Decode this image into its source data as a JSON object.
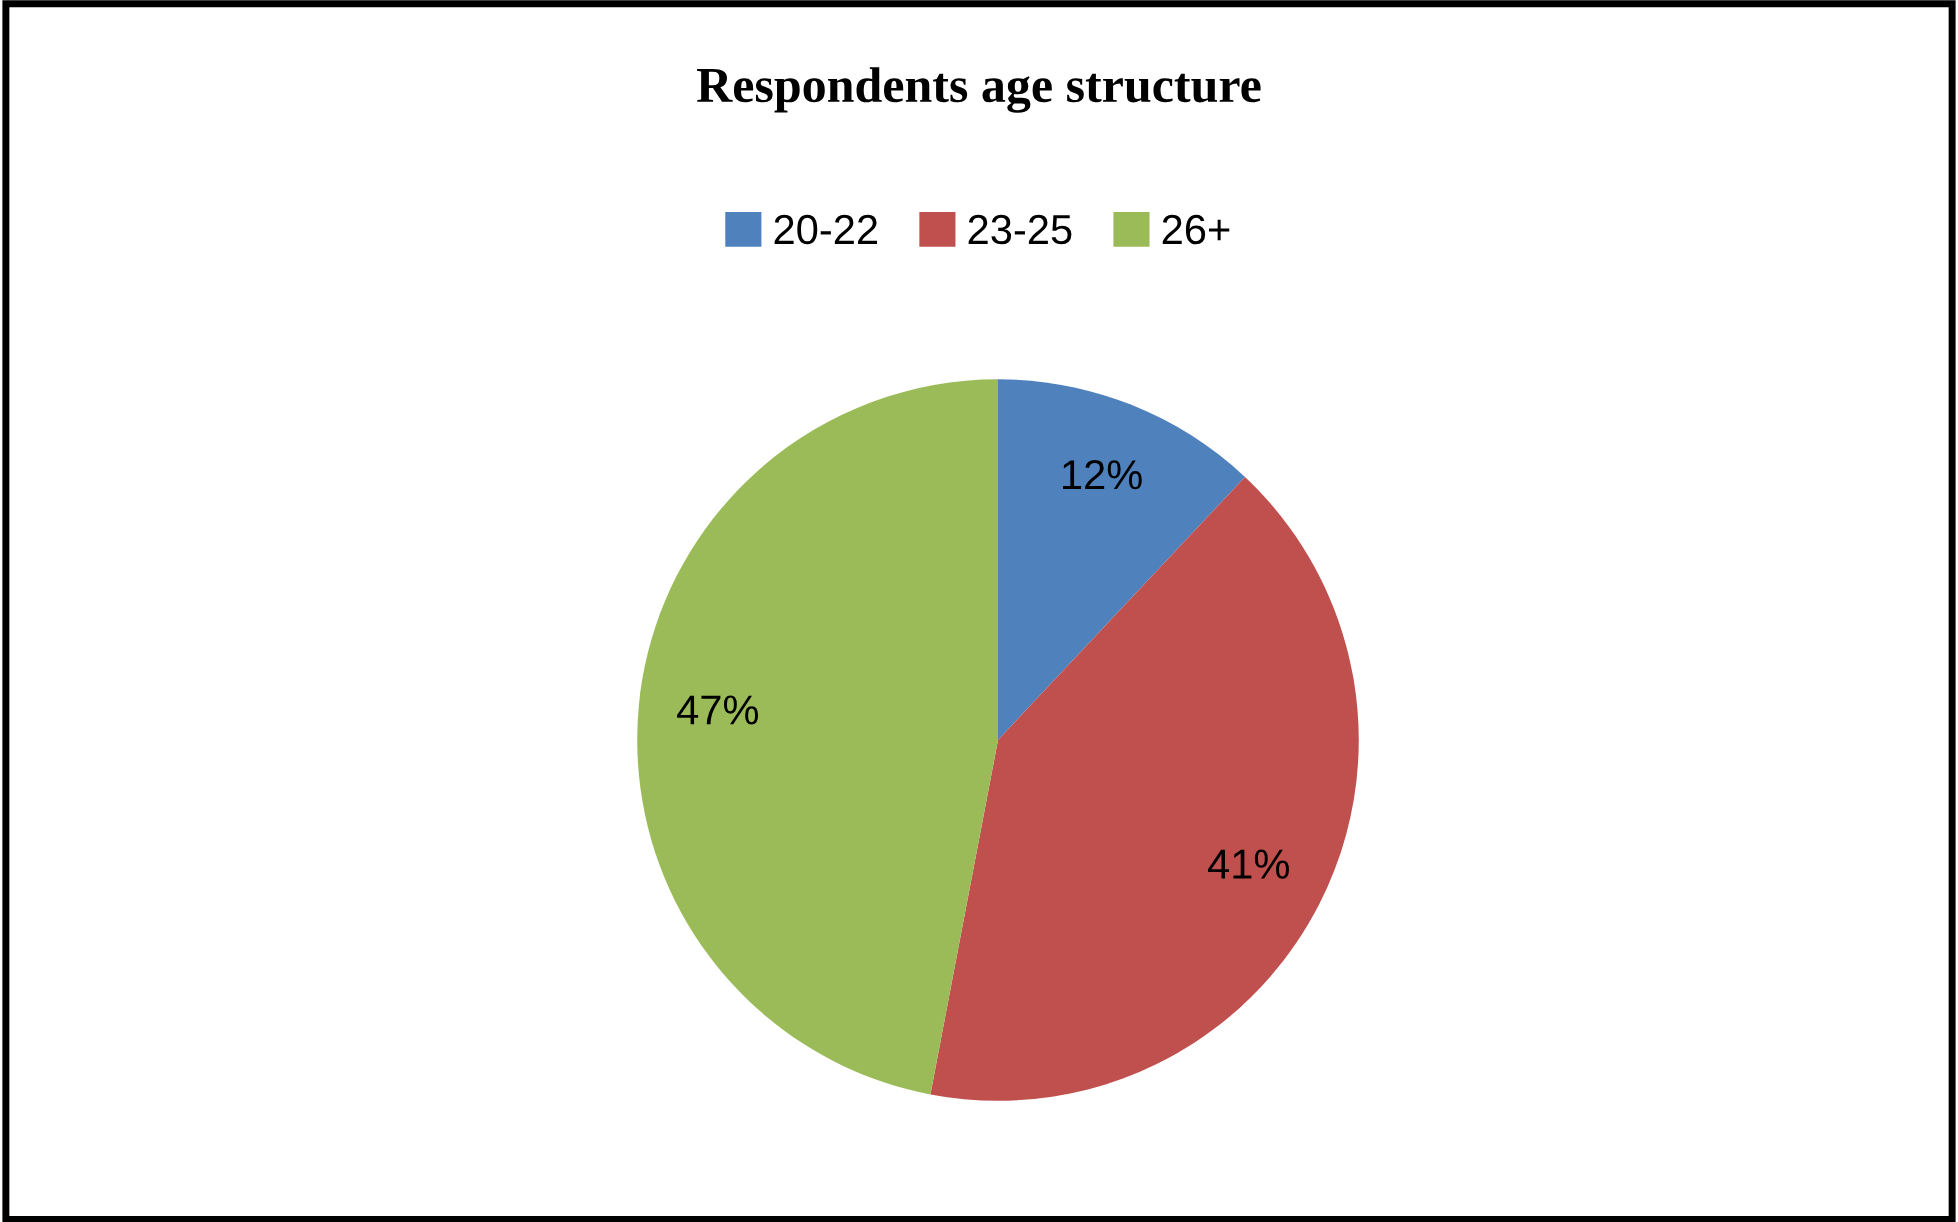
{
  "chart_data": {
    "type": "pie",
    "title": "Respondents age structure",
    "categories": [
      "20-22",
      "23-25",
      "26+"
    ],
    "values": [
      12,
      41,
      47
    ],
    "colors": [
      "#4f81bd",
      "#c0504d",
      "#9bbb59"
    ],
    "value_labels": [
      "12%",
      "41%",
      "47%"
    ],
    "legend": "top"
  }
}
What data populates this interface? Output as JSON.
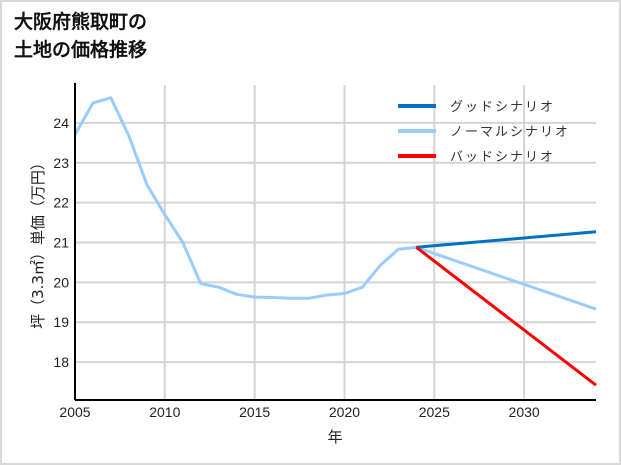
{
  "title_lines": [
    "大阪府熊取町の",
    "土地の価格推移"
  ],
  "chart_data": {
    "type": "line",
    "title": "大阪府熊取町の土地の価格推移",
    "xlabel": "年",
    "ylabel": "坪（3.3㎡）単価（万円）",
    "xlim": [
      2005,
      2034
    ],
    "ylim": [
      17.05,
      24.95
    ],
    "x_ticks": [
      2005,
      2010,
      2015,
      2020,
      2025,
      2030
    ],
    "y_ticks": [
      18,
      19,
      20,
      21,
      22,
      23,
      24
    ],
    "grid": true,
    "legend_position": "upper right",
    "series": [
      {
        "name": "グッドシナリオ",
        "color": "#0070c0",
        "x": [
          2024,
          2034
        ],
        "values": [
          20.88,
          21.27
        ]
      },
      {
        "name": "ノーマルシナリオ",
        "color": "#99ccff",
        "x": [
          2005,
          2006,
          2007,
          2008,
          2009,
          2010,
          2011,
          2012,
          2013,
          2014,
          2015,
          2016,
          2017,
          2018,
          2019,
          2020,
          2021,
          2022,
          2023,
          2024,
          2034
        ],
        "values": [
          23.7,
          24.5,
          24.63,
          23.67,
          22.45,
          21.7,
          21.0,
          19.97,
          19.88,
          19.7,
          19.63,
          19.62,
          19.6,
          19.6,
          19.68,
          19.72,
          19.88,
          20.43,
          20.83,
          20.88,
          19.33
        ]
      },
      {
        "name": "バッドシナリオ",
        "color": "#ff0000",
        "x": [
          2024,
          2034
        ],
        "values": [
          20.88,
          17.42
        ]
      }
    ]
  }
}
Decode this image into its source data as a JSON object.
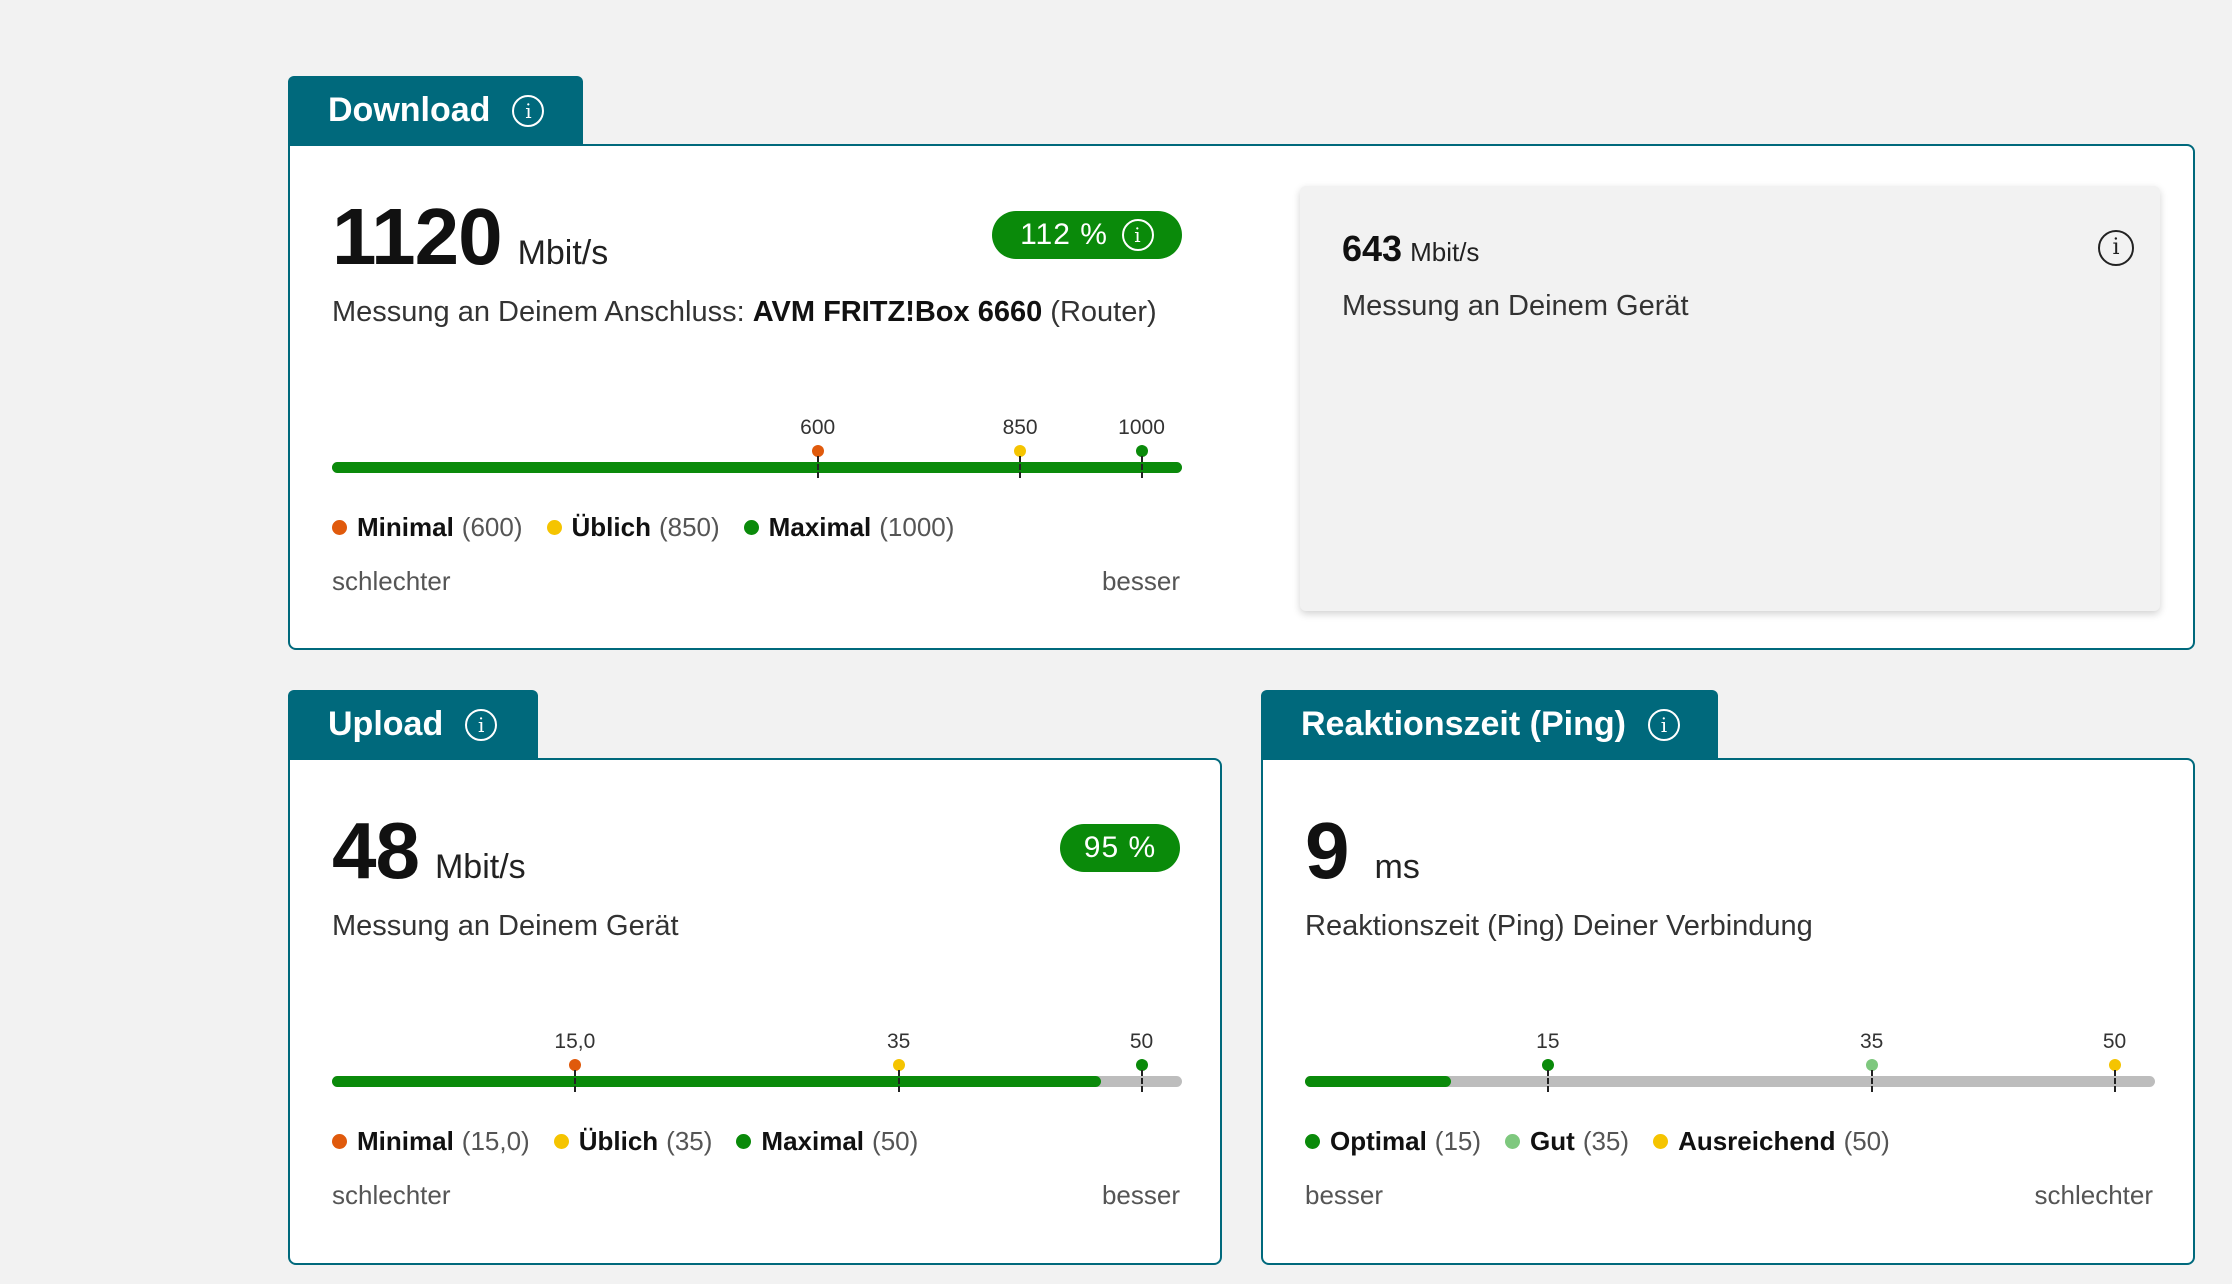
{
  "colors": {
    "tab": "#00697c",
    "good": "#0a8a0a",
    "minimal": "#e05a0c",
    "ueblich": "#f5c400",
    "maximal": "#0a8a0a",
    "gut": "#7ec87e",
    "track": "#bdbdbd"
  },
  "download": {
    "tab_label": "Download",
    "info_icon": "info-icon",
    "value": "1120",
    "unit": "Mbit/s",
    "percent": "112 %",
    "desc_prefix": "Messung an Deinem Anschluss: ",
    "device_name": "AVM FRITZ!Box 6660",
    "desc_suffix": " (Router)",
    "scale": {
      "min": 0,
      "max": 1050,
      "fill_value": 1050,
      "ticks": [
        {
          "label": "600",
          "value": 600,
          "color": "minimal"
        },
        {
          "label": "850",
          "value": 850,
          "color": "ueblich"
        },
        {
          "label": "1000",
          "value": 1000,
          "color": "maximal"
        }
      ]
    },
    "legend": [
      {
        "name": "Minimal",
        "value": "(600)",
        "color": "minimal"
      },
      {
        "name": "Üblich",
        "value": "(850)",
        "color": "ueblich"
      },
      {
        "name": "Maximal",
        "value": "(1000)",
        "color": "maximal"
      }
    ],
    "left_label": "schlechter",
    "right_label": "besser",
    "device_measure": {
      "value": "643",
      "unit": "Mbit/s",
      "desc": "Messung an Deinem Gerät"
    }
  },
  "upload": {
    "tab_label": "Upload",
    "value": "48",
    "unit": "Mbit/s",
    "percent": "95 %",
    "desc": "Messung an Deinem Gerät",
    "scale": {
      "min": 0,
      "max": 52.5,
      "fill_value": 47.5,
      "ticks": [
        {
          "label": "15,0",
          "value": 15,
          "color": "minimal"
        },
        {
          "label": "35",
          "value": 35,
          "color": "ueblich"
        },
        {
          "label": "50",
          "value": 50,
          "color": "maximal"
        }
      ]
    },
    "legend": [
      {
        "name": "Minimal",
        "value": "(15,0)",
        "color": "minimal"
      },
      {
        "name": "Üblich",
        "value": "(35)",
        "color": "ueblich"
      },
      {
        "name": "Maximal",
        "value": "(50)",
        "color": "maximal"
      }
    ],
    "left_label": "schlechter",
    "right_label": "besser"
  },
  "ping": {
    "tab_label": "Reaktionszeit (Ping)",
    "value": "9",
    "unit": "ms",
    "desc": "Reaktionszeit (Ping) Deiner Verbindung",
    "scale": {
      "min": 0,
      "max": 52.5,
      "fill_value": 9,
      "ticks": [
        {
          "label": "15",
          "value": 15,
          "color": "good"
        },
        {
          "label": "35",
          "value": 35,
          "color": "gut"
        },
        {
          "label": "50",
          "value": 50,
          "color": "ueblich"
        }
      ]
    },
    "legend": [
      {
        "name": "Optimal",
        "value": "(15)",
        "color": "good"
      },
      {
        "name": "Gut",
        "value": "(35)",
        "color": "gut"
      },
      {
        "name": "Ausreichend",
        "value": "(50)",
        "color": "ueblich"
      }
    ],
    "left_label": "besser",
    "right_label": "schlechter"
  }
}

◆ ◆ ◆ ◆ ◆ ◆ ◆

Repeat the records word for word. Any picture in them should be left out.

Decode this image into its source data as a JSON object.
{
  "chart_data": {
    "type": "pie",
    "title": "Respondents age structure",
    "categories": [
      "20-22",
      "23-25",
      "26+"
    ],
    "values": [
      12,
      41,
      47
    ],
    "colors": [
      "#4f81bd",
      "#c0504d",
      "#9bbb59"
    ],
    "value_labels": [
      "12%",
      "41%",
      "47%"
    ],
    "legend": "top"
  }
}
What data populates this interface? Output as JSON.
{
  "title_lines": [
    "大阪府熊取町の",
    "土地の価格推移"
  ],
  "chart_data": {
    "type": "line",
    "title": "大阪府熊取町の土地の価格推移",
    "xlabel": "年",
    "ylabel": "坪（3.3㎡）単価（万円）",
    "xlim": [
      2005,
      2034
    ],
    "ylim": [
      17.05,
      24.95
    ],
    "x_ticks": [
      2005,
      2010,
      2015,
      2020,
      2025,
      2030
    ],
    "y_ticks": [
      18,
      19,
      20,
      21,
      22,
      23,
      24
    ],
    "grid": true,
    "legend_position": "upper right",
    "series": [
      {
        "name": "グッドシナリオ",
        "color": "#0070c0",
        "x": [
          2024,
          2034
        ],
        "values": [
          20.88,
          21.27
        ]
      },
      {
        "name": "ノーマルシナリオ",
        "color": "#99ccff",
        "x": [
          2005,
          2006,
          2007,
          2008,
          2009,
          2010,
          2011,
          2012,
          2013,
          2014,
          2015,
          2016,
          2017,
          2018,
          2019,
          2020,
          2021,
          2022,
          2023,
          2024,
          2034
        ],
        "values": [
          23.7,
          24.5,
          24.63,
          23.67,
          22.45,
          21.7,
          21.0,
          19.97,
          19.88,
          19.7,
          19.63,
          19.62,
          19.6,
          19.6,
          19.68,
          19.72,
          19.88,
          20.43,
          20.83,
          20.88,
          19.33
        ]
      },
      {
        "name": "バッドシナリオ",
        "color": "#ff0000",
        "x": [
          2024,
          2034
        ],
        "values": [
          20.88,
          17.42
        ]
      }
    ]
  }
}
Decode this image into its source data as a JSON object.
{
  "colors": {
    "tab": "#00697c",
    "good": "#0a8a0a",
    "minimal": "#e05a0c",
    "ueblich": "#f5c400",
    "maximal": "#0a8a0a",
    "gut": "#7ec87e",
    "track": "#bdbdbd"
  },
  "download": {
    "tab_label": "Download",
    "info_icon": "info-icon",
    "value": "1120",
    "unit": "Mbit/s",
    "percent": "112 %",
    "desc_prefix": "Messung an Deinem Anschluss: ",
    "device_name": "AVM FRITZ!Box 6660",
    "desc_suffix": " (Router)",
    "scale": {
      "min": 0,
      "max": 1050,
      "fill_value": 1050,
      "ticks": [
        {
          "label": "600",
          "value": 600,
          "color": "minimal"
        },
        {
          "label": "850",
          "value": 850,
          "color": "ueblich"
        },
        {
          "label": "1000",
          "value": 1000,
          "color": "maximal"
        }
      ]
    },
    "legend": [
      {
        "name": "Minimal",
        "value": "(600)",
        "color": "minimal"
      },
      {
        "name": "Üblich",
        "value": "(850)",
        "color": "ueblich"
      },
      {
        "name": "Maximal",
        "value": "(1000)",
        "color": "maximal"
      }
    ],
    "left_label": "schlechter",
    "right_label": "besser",
    "device_measure": {
      "value": "643",
      "unit": "Mbit/s",
      "desc": "Messung an Deinem Gerät"
    }
  },
  "upload": {
    "tab_label": "Upload",
    "value": "48",
    "unit": "Mbit/s",
    "percent": "95 %",
    "desc": "Messung an Deinem Gerät",
    "scale": {
      "min": 0,
      "max": 52.5,
      "fill_value": 47.5,
      "ticks": [
        {
          "label": "15,0",
          "value": 15,
          "color": "minimal"
        },
        {
          "label": "35",
          "value": 35,
          "color": "ueblich"
        },
        {
          "label": "50",
          "value": 50,
          "color": "maximal"
        }
      ]
    },
    "legend": [
      {
        "name": "Minimal",
        "value": "(15,0)",
        "color": "minimal"
      },
      {
        "name": "Üblich",
        "value": "(35)",
        "color": "ueblich"
      },
      {
        "name": "Maximal",
        "value": "(50)",
        "color": "maximal"
      }
    ],
    "left_label": "schlechter",
    "right_label": "besser"
  },
  "ping": {
    "tab_label": "Reaktionszeit (Ping)",
    "value": "9",
    "unit": "ms",
    "desc": "Reaktionszeit (Ping) Deiner Verbindung",
    "scale": {
      "min": 0,
      "max": 52.5,
      "fill_value": 9,
      "ticks": [
        {
          "label": "15",
          "value": 15,
          "color": "good"
        },
        {
          "label": "35",
          "value": 35,
          "color": "gut"
        },
        {
          "label": "50",
          "value": 50,
          "color": "ueblich"
        }
      ]
    },
    "legend": [
      {
        "name": "Optimal",
        "value": "(15)",
        "color": "good"
      },
      {
        "name": "Gut",
        "value": "(35)",
        "color": "gut"
      },
      {
        "name": "Ausreichend",
        "value": "(50)",
        "color": "ueblich"
      }
    ],
    "left_label": "besser",
    "right_label": "schlechter"
  }
}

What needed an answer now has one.